■ WORK TO COMPLETE ■
Transcribe the listing word for word.
-- start --
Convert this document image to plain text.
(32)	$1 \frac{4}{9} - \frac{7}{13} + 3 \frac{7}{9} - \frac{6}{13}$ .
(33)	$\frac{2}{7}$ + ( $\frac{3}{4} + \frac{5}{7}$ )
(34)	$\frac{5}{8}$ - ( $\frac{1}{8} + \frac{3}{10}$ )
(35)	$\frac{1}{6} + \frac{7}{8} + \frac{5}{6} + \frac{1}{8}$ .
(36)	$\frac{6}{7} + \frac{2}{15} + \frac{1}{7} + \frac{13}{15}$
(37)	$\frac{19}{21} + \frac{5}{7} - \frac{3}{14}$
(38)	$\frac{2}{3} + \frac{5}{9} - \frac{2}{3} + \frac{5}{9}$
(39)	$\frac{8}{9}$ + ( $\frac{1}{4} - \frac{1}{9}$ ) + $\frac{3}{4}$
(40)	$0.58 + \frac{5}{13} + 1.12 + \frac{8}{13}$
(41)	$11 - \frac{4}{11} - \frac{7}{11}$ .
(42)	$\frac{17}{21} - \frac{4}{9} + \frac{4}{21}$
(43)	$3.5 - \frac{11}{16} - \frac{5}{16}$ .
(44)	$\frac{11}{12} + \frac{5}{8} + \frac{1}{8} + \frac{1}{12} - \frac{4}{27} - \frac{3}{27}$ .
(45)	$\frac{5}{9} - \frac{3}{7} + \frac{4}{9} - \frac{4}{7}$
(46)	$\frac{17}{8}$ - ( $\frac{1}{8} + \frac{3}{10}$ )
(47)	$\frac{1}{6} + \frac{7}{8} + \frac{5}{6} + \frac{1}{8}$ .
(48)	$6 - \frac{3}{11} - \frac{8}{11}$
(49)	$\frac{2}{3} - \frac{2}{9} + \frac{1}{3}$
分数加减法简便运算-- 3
-- end --
■ CORRECT ANSWER ■
Convert this document image to plain text.
(32)	$1 \frac{4}{9} - \frac{7}{13} + 3 \frac{7}{9} - \frac{6}{13}$ .
(33)	$\frac{2}{7}$ + ( $\frac{3}{4} + \frac{5}{7}$ )
(34)	$\frac{5}{8}$ - ( $\frac{1}{8} + \frac{3}{10}$ )
(35)	$\frac{1}{6} + \frac{7}{8} + \frac{5}{6} + \frac{1}{8}$ .
(36)	$\frac{6}{7} + \frac{2}{15} + \frac{1}{7} + \frac{13}{15}$
(37)	$\frac{19}{21} + \frac{5}{7} - \frac{3}{14}$
(38)	$\frac{2}{3} + \frac{5}{9} - \frac{2}{3} + \frac{5}{9}$
(39)	$\frac{8}{9}$ + ( $\frac{1}{4} - \frac{1}{9}$ ) + $\frac{3}{4}$
(40)	$0.58 + \frac{5}{13} + 1.12 + \frac{8}{13}$
(41)	$11 - \frac{4}{11} - \frac{7}{11}$ .
(42)	$\frac{17}{21} - \frac{4}{9} + \frac{4}{21}$
(43)	$3.5 - \frac{11}{16} - \frac{5}{16}$ .
(44)	$\frac{11}{12} + \frac{5}{8} + \frac{1}{8} + \frac{1}{12} - \frac{4}{27} - \frac{3}{27}$ .
(45)	$\frac{5}{9} - \frac{3}{7} + \frac{4}{9} - \frac{4}{7}$
(46)	$\frac{17}{8}$ - ( $\frac{1}{8} + \frac{3}{10}$ )
(47)	$\frac{1}{6} + \frac{7}{8} + \frac{5}{6} + \frac{1}{8}$ .
(48)	$6 - \frac{3}{11} - \frac{8}{11}$
(49)	$\frac{2}{3} - \frac{2}{9} + \frac{1}{3}$
分数加减法简便运算-- 3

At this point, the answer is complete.